-- Direction --
Using the data below, copy every line that contains the word "Temperature".

-- Materials provided --
/---

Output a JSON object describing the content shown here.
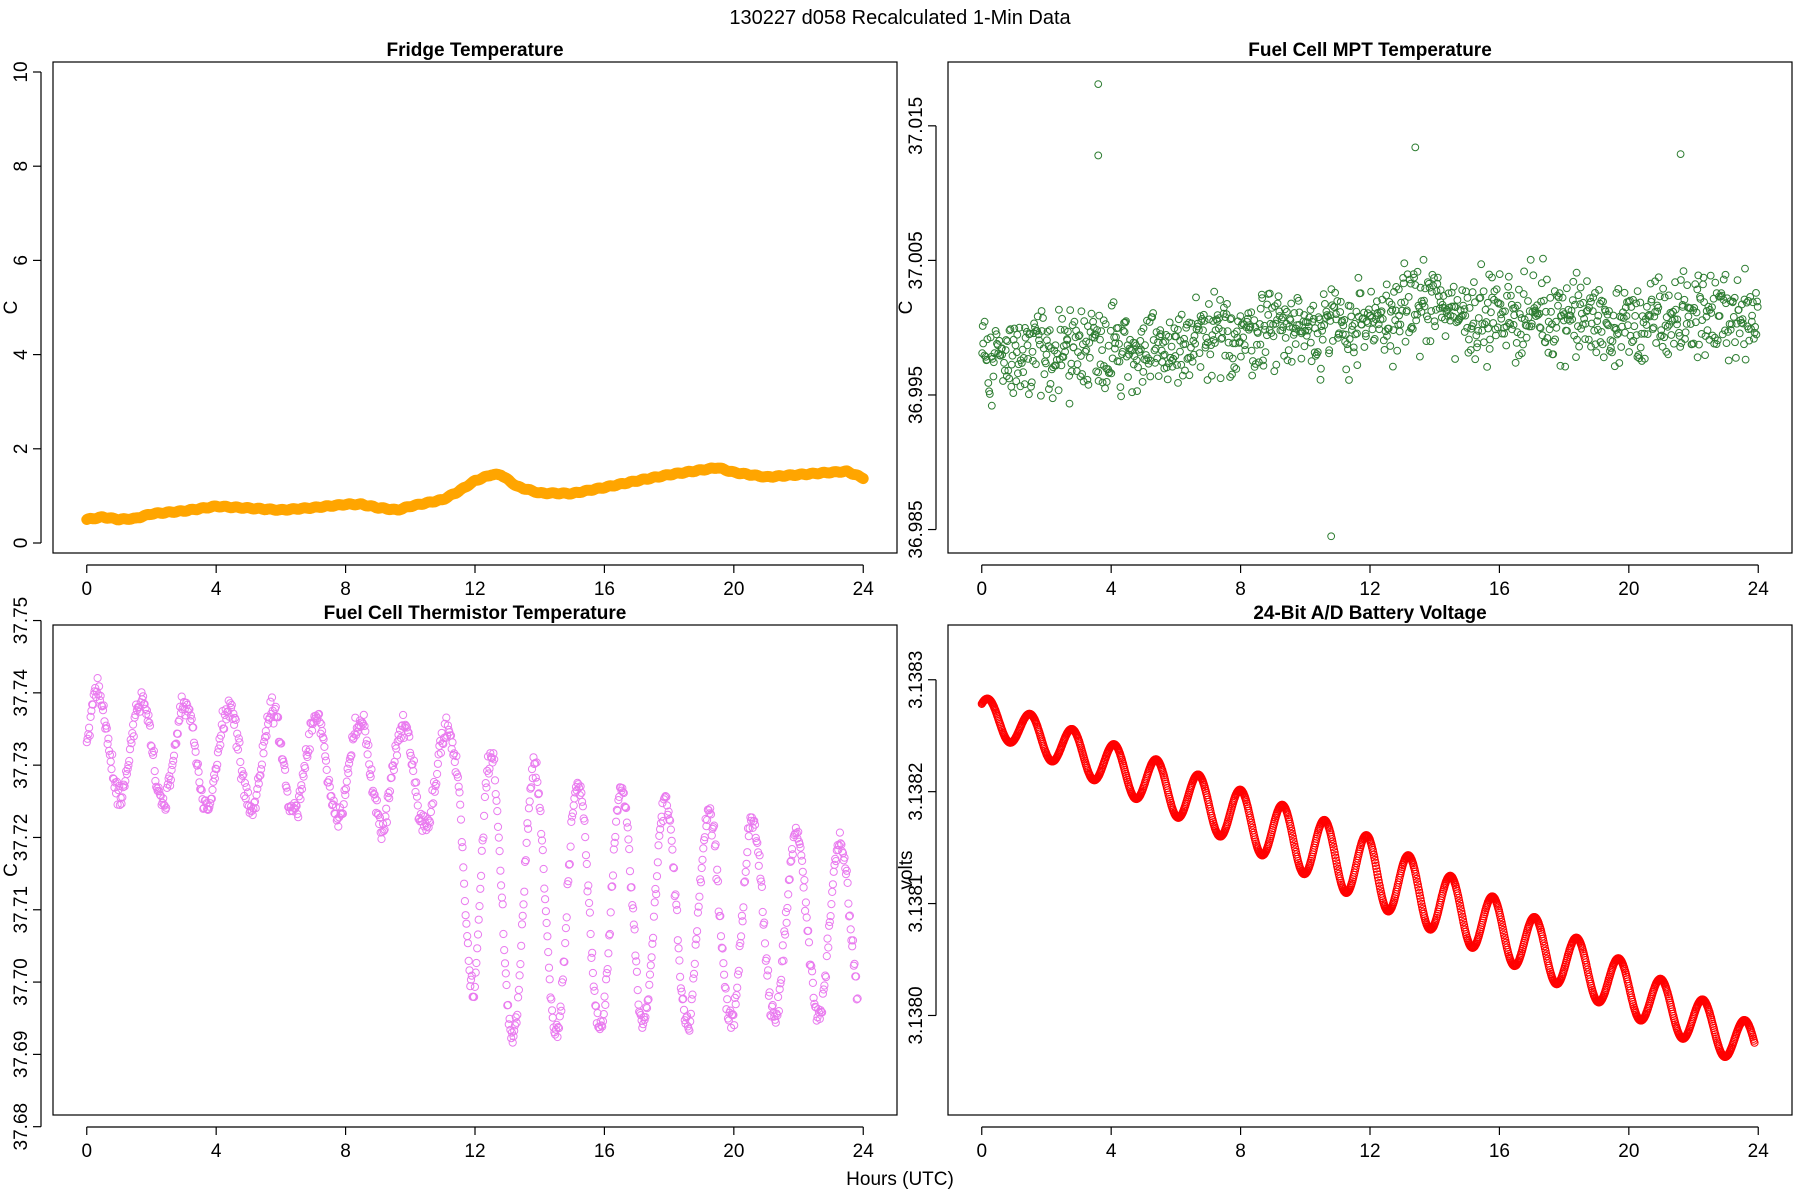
{
  "main_title": "130227   d058   Recalculated 1-Min Data",
  "xlabel": "Hours (UTC)",
  "colors": {
    "fridge": "#FFA500",
    "mpt": "#2E7D32",
    "thermistor": "#E97AEF",
    "battery": "#FF0000"
  },
  "chart_data": [
    {
      "type": "line",
      "title": "Fridge Temperature",
      "ylabel": "C",
      "xlabel": "",
      "xlim": [
        0,
        24
      ],
      "ylim": [
        0,
        10
      ],
      "xticks": [
        0,
        4,
        8,
        12,
        16,
        20,
        24
      ],
      "xtick_labels": [
        "0",
        "4",
        "8",
        "12",
        "16",
        "20",
        "24"
      ],
      "yticks": [
        0,
        2,
        4,
        6,
        8,
        10
      ],
      "ytick_labels": [
        "0",
        "2",
        "4",
        "6",
        "8",
        "10"
      ],
      "series": [
        {
          "color": "#FFA500",
          "x": [
            0,
            0.5,
            1,
            1.5,
            2,
            3,
            4,
            5,
            6,
            7,
            8,
            8.5,
            9,
            9.6,
            10,
            11,
            11.5,
            12,
            12.5,
            12.8,
            13.3,
            14,
            15,
            16,
            17,
            18,
            19,
            19.5,
            20,
            21,
            22,
            23,
            23.5,
            24
          ],
          "y": [
            0.5,
            0.55,
            0.5,
            0.52,
            0.62,
            0.68,
            0.78,
            0.74,
            0.7,
            0.75,
            0.82,
            0.82,
            0.75,
            0.7,
            0.78,
            0.92,
            1.1,
            1.32,
            1.45,
            1.45,
            1.2,
            1.06,
            1.05,
            1.18,
            1.32,
            1.45,
            1.55,
            1.6,
            1.5,
            1.4,
            1.45,
            1.5,
            1.52,
            1.38
          ]
        }
      ]
    },
    {
      "type": "scatter",
      "title": "Fuel Cell MPT Temperature",
      "ylabel": "C",
      "xlabel": "",
      "xlim": [
        0,
        24
      ],
      "ylim": [
        36.984,
        37.019
      ],
      "xticks": [
        0,
        4,
        8,
        12,
        16,
        20,
        24
      ],
      "xtick_labels": [
        "0",
        "4",
        "8",
        "12",
        "16",
        "20",
        "24"
      ],
      "yticks": [
        36.985,
        36.995,
        37.005,
        37.015
      ],
      "ytick_labels": [
        "36.985",
        "36.995",
        "37.005",
        "37.015"
      ],
      "series": [
        {
          "color": "#2E7D32",
          "x": [
            0,
            2,
            3.5,
            5,
            7,
            9,
            11,
            12,
            13.5,
            15,
            16,
            18,
            20,
            22,
            24
          ],
          "y": [
            36.998,
            36.998,
            36.999,
            36.998,
            36.999,
            37.0,
            37.0,
            37.0,
            37.002,
            37.001,
            37.001,
            37.001,
            37.0,
            37.001,
            37.001
          ],
          "spread": 0.0046,
          "outliers": [
            [
              3.6,
              37.0181
            ],
            [
              3.6,
              37.0128
            ],
            [
              13.4,
              37.0134
            ],
            [
              21.6,
              37.0129
            ],
            [
              10.8,
              36.9845
            ]
          ]
        }
      ]
    },
    {
      "type": "scatter",
      "title": "Fuel Cell Thermistor Temperature",
      "ylabel": "C",
      "xlabel": "",
      "xlim": [
        0,
        24
      ],
      "ylim": [
        37.683,
        37.748
      ],
      "xticks": [
        0,
        4,
        8,
        12,
        16,
        20,
        24
      ],
      "xtick_labels": [
        "0",
        "4",
        "8",
        "12",
        "16",
        "20",
        "24"
      ],
      "yticks": [
        37.68,
        37.69,
        37.7,
        37.71,
        37.72,
        37.73,
        37.74,
        37.75
      ],
      "ytick_labels": [
        "37.68",
        "37.69",
        "37.70",
        "37.71",
        "37.72",
        "37.73",
        "37.74",
        "37.75"
      ],
      "series": [
        {
          "color": "#E97AEF",
          "x": [
            0,
            11.5,
            12,
            24
          ],
          "center": [
            37.733,
            37.728,
            37.712,
            37.707
          ],
          "amplitude": [
            0.007,
            0.007,
            0.02,
            0.011
          ],
          "period_hours": 1.35
        }
      ]
    },
    {
      "type": "line",
      "title": "24-Bit A/D Battery Voltage",
      "ylabel": "volts",
      "xlabel": "",
      "xlim": [
        0,
        24
      ],
      "ylim": [
        3.13792,
        3.13834
      ],
      "xticks": [
        0,
        4,
        8,
        12,
        16,
        20,
        24
      ],
      "xtick_labels": [
        "0",
        "4",
        "8",
        "12",
        "16",
        "20",
        "24"
      ],
      "yticks": [
        3.138,
        3.1381,
        3.1382,
        3.1383
      ],
      "ytick_labels": [
        "3.1380",
        "3.1381",
        "3.1382",
        "3.1383"
      ],
      "series": [
        {
          "color": "#FF0000",
          "x": [
            0,
            12,
            24
          ],
          "trend": [
            3.13827,
            3.13813,
            3.13797
          ],
          "amplitude": [
            1.5e-05,
            3e-05,
            2e-05
          ],
          "period_hours": 1.3
        }
      ]
    }
  ]
}
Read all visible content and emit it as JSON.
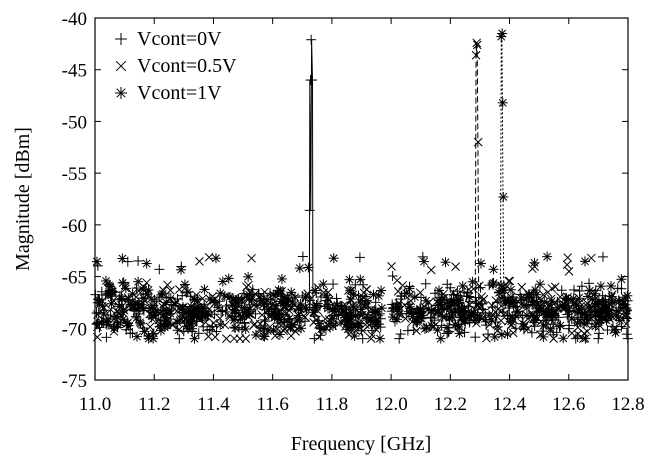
{
  "chart_data": {
    "type": "line",
    "title": "",
    "xlabel": "Frequency [GHz]",
    "ylabel": "Magnitude [dBm]",
    "xlim": [
      11.0,
      12.8
    ],
    "ylim": [
      -75,
      -40
    ],
    "x_ticks": [
      11.0,
      11.2,
      11.4,
      11.6,
      11.8,
      12.0,
      12.2,
      12.4,
      12.6,
      12.8
    ],
    "x_tick_labels": [
      "11.0",
      "11.2",
      "11.4",
      "11.6",
      "11.8",
      "12.0",
      "12.2",
      "12.4",
      "12.6",
      "12.8"
    ],
    "y_ticks": [
      -40,
      -45,
      -50,
      -55,
      -60,
      -65,
      -70,
      -75
    ],
    "y_tick_labels": [
      "-40",
      "-45",
      "-50",
      "-55",
      "-60",
      "-65",
      "-70",
      "-75"
    ],
    "grid": false,
    "legend_position": "top-left",
    "noise_floor": {
      "mean": -68.3,
      "spread_low": -71.0,
      "spread_high": -64.5,
      "gap": [
        11.97,
        12.0
      ]
    },
    "series": [
      {
        "name": "Vcont=0V",
        "marker": "plus",
        "line": "solid",
        "peak_x": 11.73,
        "peak_points": [
          [
            11.725,
            -58.6
          ],
          [
            11.728,
            -46.0
          ],
          [
            11.73,
            -42.1
          ],
          [
            11.733,
            -46.0
          ]
        ]
      },
      {
        "name": "Vcont=0.5V",
        "marker": "cross",
        "line": "dashed",
        "peak_x": 12.29,
        "peak_points": [
          [
            12.287,
            -43.6
          ],
          [
            12.289,
            -42.4
          ],
          [
            12.291,
            -42.6
          ],
          [
            12.294,
            -52.0
          ]
        ]
      },
      {
        "name": "Vcont=1V",
        "marker": "asterisk",
        "line": "dotted",
        "peak_x": 12.375,
        "peak_points": [
          [
            12.372,
            -41.8
          ],
          [
            12.375,
            -41.5
          ],
          [
            12.377,
            -48.2
          ],
          [
            12.379,
            -57.3
          ]
        ]
      }
    ]
  }
}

\---

-- Result of the exercise --
      "title": "Fridge Temperature",
      "title": "Fuel Cell MPT Temperature",
      "title": "Fuel Cell Thermistor Temperature",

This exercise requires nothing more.